> **SHORT EXERCISE**:
Gather up the lines with the word "tous" in them.

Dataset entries
------------------------------------------------------------
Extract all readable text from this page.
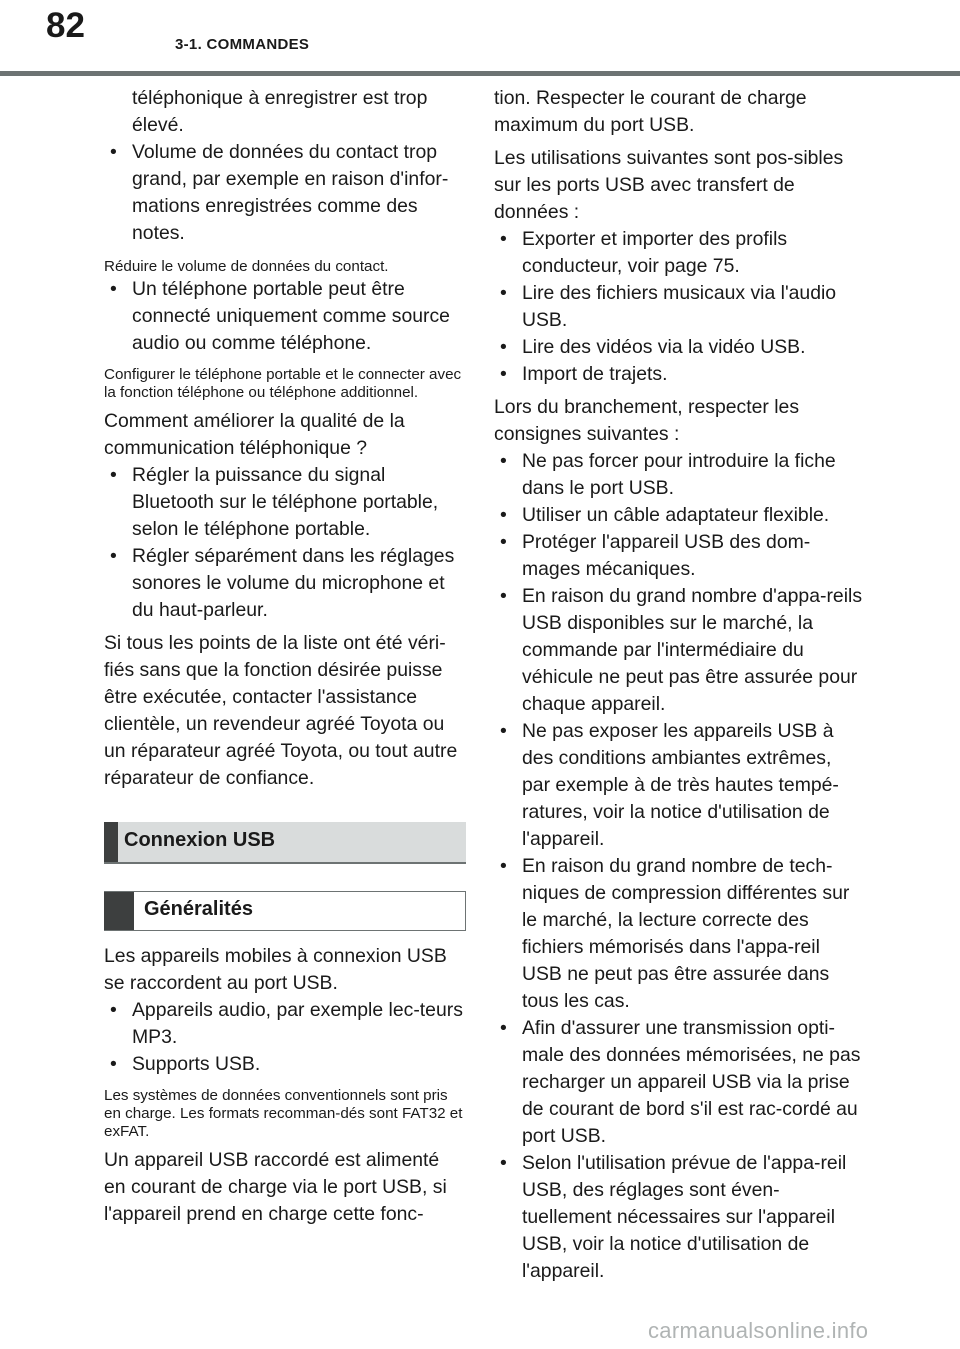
82	3-1. COMMANDES

téléphonique à enregistrer est trop élevé.

• Volume de données du contact trop grand, par exemple en raison d'infor-mations enregistrées comme des notes.

Réduire le volume de données du contact.

• Un téléphone portable peut être connecté uniquement comme source audio ou comme téléphone.

Configurer le téléphone portable et le connecter avec la fonction téléphone ou téléphone additionnel.

Comment améliorer la qualité de la communication téléphonique ?

• Régler la puissance du signal Bluetooth sur le téléphone portable, selon le téléphone portable.
• Régler séparément dans les réglages sonores le volume du microphone et du haut-parleur.

Si tous les points de la liste ont été véri-fiés sans que la fonction désirée puisse être exécutée, contacter l'assistance clientèle, un revendeur agréé Toyota ou un réparateur agréé Toyota, ou tout autre réparateur de confiance.

Connexion USB
Généralités

Les appareils mobiles à connexion USB se raccordent au port USB.

• Appareils audio, par exemple lec-teurs MP3.
• Supports USB.

Les systèmes de données conventionnels sont pris en charge. Les formats recomman-dés sont FAT32 et exFAT.

Un appareil USB raccordé est alimenté en courant de charge via le port USB, si l'appareil prend en charge cette fonc-

tion. Respecter le courant de charge maximum du port USB.

Les utilisations suivantes sont pos-sibles sur les ports USB avec transfert de données :

• Exporter et importer des profils conducteur, voir page 75.
• Lire des fichiers musicaux via l'audio USB.
• Lire des vidéos via la vidéo USB.
• Import de trajets.

Lors du branchement, respecter les consignes suivantes :

• Ne pas forcer pour introduire la fiche dans le port USB.
• Utiliser un câble adaptateur flexible.
• Protéger l'appareil USB des dom-mages mécaniques.
• En raison du grand nombre d'appa-reils USB disponibles sur le marché, la commande par l'intermédiaire du véhicule ne peut pas être assurée pour chaque appareil.
• Ne pas exposer les appareils USB à des conditions ambiantes extrêmes, par exemple à de très hautes tempé-ratures, voir la notice d'utilisation de l'appareil.
• En raison du grand nombre de tech-niques de compression différentes sur le marché, la lecture correcte des fichiers mémorisés dans l'appa-reil USB ne peut pas être assurée dans tous les cas.
• Afin d'assurer une transmission opti-male des données mémorisées, ne pas recharger un appareil USB via la prise de courant de bord s'il est rac-cordé au port USB.
• Selon l'utilisation prévue de l'appa-reil USB, des réglages sont éven-tuellement nécessaires sur l'appareil USB, voir la notice d'utilisation de l'appareil.
carmanualsonline.info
------------------------------------------------------------
> **OUTPUT FOR THIS EXERCISE**:
Si tous les points de la liste ont été véri-fiés sans que la fonction désirée puisse être exécutée, contacter l'assistance clientèle, un revendeur agréé Toyota ou un réparateur agréé Toyota, ou tout autre réparateur de confiance.
• En raison du grand nombre de tech-niques de compression différentes sur le marché, la lecture correcte des fichiers mémorisés dans l'appa-reil USB ne peut pas être assurée dans tous les cas.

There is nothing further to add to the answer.